§ **INSTRUCTION**:
Transcribe each line exactly.
-------- DATA LINES
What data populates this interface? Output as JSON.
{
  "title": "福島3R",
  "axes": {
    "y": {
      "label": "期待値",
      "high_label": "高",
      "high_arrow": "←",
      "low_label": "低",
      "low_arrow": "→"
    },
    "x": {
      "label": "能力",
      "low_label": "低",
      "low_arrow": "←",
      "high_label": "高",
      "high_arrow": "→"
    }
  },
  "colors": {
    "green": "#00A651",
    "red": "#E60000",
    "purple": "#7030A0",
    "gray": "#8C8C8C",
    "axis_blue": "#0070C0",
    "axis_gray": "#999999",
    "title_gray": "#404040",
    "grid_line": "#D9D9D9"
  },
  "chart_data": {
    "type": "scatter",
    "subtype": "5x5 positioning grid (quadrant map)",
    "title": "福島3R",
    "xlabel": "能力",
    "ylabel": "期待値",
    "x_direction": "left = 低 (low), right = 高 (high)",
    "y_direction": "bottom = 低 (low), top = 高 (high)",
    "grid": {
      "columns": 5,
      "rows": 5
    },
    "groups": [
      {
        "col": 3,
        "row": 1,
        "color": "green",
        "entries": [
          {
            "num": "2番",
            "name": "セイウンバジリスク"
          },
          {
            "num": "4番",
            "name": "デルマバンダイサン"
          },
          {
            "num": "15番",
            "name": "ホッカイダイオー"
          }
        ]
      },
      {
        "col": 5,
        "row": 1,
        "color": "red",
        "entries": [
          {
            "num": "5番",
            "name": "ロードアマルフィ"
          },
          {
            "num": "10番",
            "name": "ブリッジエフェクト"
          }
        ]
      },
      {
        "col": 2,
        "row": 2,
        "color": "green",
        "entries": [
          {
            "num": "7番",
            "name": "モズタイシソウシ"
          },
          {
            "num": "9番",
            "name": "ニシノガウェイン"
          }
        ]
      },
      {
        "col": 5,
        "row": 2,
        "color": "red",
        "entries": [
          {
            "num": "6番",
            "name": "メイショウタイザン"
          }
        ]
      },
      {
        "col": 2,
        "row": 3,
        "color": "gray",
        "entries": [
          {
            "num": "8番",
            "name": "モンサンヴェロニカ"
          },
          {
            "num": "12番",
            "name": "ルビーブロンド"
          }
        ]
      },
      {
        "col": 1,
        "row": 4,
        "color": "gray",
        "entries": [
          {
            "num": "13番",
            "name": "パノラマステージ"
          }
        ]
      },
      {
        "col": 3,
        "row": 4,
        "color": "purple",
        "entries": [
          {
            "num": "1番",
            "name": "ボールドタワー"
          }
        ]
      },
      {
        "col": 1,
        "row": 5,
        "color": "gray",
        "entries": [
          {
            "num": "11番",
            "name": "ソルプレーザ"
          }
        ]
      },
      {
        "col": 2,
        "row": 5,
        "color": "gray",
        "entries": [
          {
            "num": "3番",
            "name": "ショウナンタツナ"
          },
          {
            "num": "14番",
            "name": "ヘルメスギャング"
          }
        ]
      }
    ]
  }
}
----------------
§ **SOLVED EXERCISE**:
What data populates this interface? Output as JSON.
{
  "title": "福島3R",
  "axes": {
    "y": {
      "label": "期待値",
      "high_label": "高",
      "high_arrow": "←",
      "low_label": "低",
      "low_arrow": "→"
    },
    "x": {
      "label": "能力",
      "low_label": "低",
      "low_arrow": "←",
      "high_label": "高",
      "high_arrow": "→"
    }
  },
  "colors": {
    "green": "#00A651",
    "red": "#E60000",
    "purple": "#7030A0",
    "gray": "#8C8C8C",
    "axis_blue": "#0070C0",
    "axis_gray": "#999999",
    "title_gray": "#404040",
    "grid_line": "#D9D9D9"
  },
  "chart_data": {
    "type": "scatter",
    "subtype": "5x5 positioning grid (quadrant map)",
    "title": "福島3R",
    "xlabel": "能力",
    "ylabel": "期待値",
    "x_direction": "left = 低 (low), right = 高 (high)",
    "y_direction": "bottom = 低 (low), top = 高 (high)",
    "grid": {
      "columns": 5,
      "rows": 5
    },
    "groups": [
      {
        "col": 3,
        "row": 1,
        "color": "green",
        "entries": [
          {
            "num": "2番",
            "name": "セイウンバジリスク"
          },
          {
            "num": "4番",
            "name": "デルマバンダイサン"
          },
          {
            "num": "15番",
            "name": "ホッカイダイオー"
          }
        ]
      },
      {
        "col": 5,
        "row": 1,
        "color": "red",
        "entries": [
          {
            "num": "5番",
            "name": "ロードアマルフィ"
          },
          {
            "num": "10番",
            "name": "ブリッジエフェクト"
          }
        ]
      },
      {
        "col": 2,
        "row": 2,
        "color": "green",
        "entries": [
          {
            "num": "7番",
            "name": "モズタイシソウシ"
          },
          {
            "num": "9番",
            "name": "ニシノガウェイン"
          }
        ]
      },
      {
        "col": 5,
        "row": 2,
        "color": "red",
        "entries": [
          {
            "num": "6番",
            "name": "メイショウタイザン"
          }
        ]
      },
      {
        "col": 2,
        "row": 3,
        "color": "gray",
        "entries": [
          {
            "num": "8番",
            "name": "モンサンヴェロニカ"
          },
          {
            "num": "12番",
            "name": "ルビーブロンド"
          }
        ]
      },
      {
        "col": 1,
        "row": 4,
        "color": "gray",
        "entries": [
          {
            "num": "13番",
            "name": "パノラマステージ"
          }
        ]
      },
      {
        "col": 3,
        "row": 4,
        "color": "purple",
        "entries": [
          {
            "num": "1番",
            "name": "ボールドタワー"
          }
        ]
      },
      {
        "col": 1,
        "row": 5,
        "color": "gray",
        "entries": [
          {
            "num": "11番",
            "name": "ソルプレーザ"
          }
        ]
      },
      {
        "col": 2,
        "row": 5,
        "color": "gray",
        "entries": [
          {
            "num": "3番",
            "name": "ショウナンタツナ"
          },
          {
            "num": "14番",
            "name": "ヘルメスギャング"
          }
        ]
      }
    ]
  }
}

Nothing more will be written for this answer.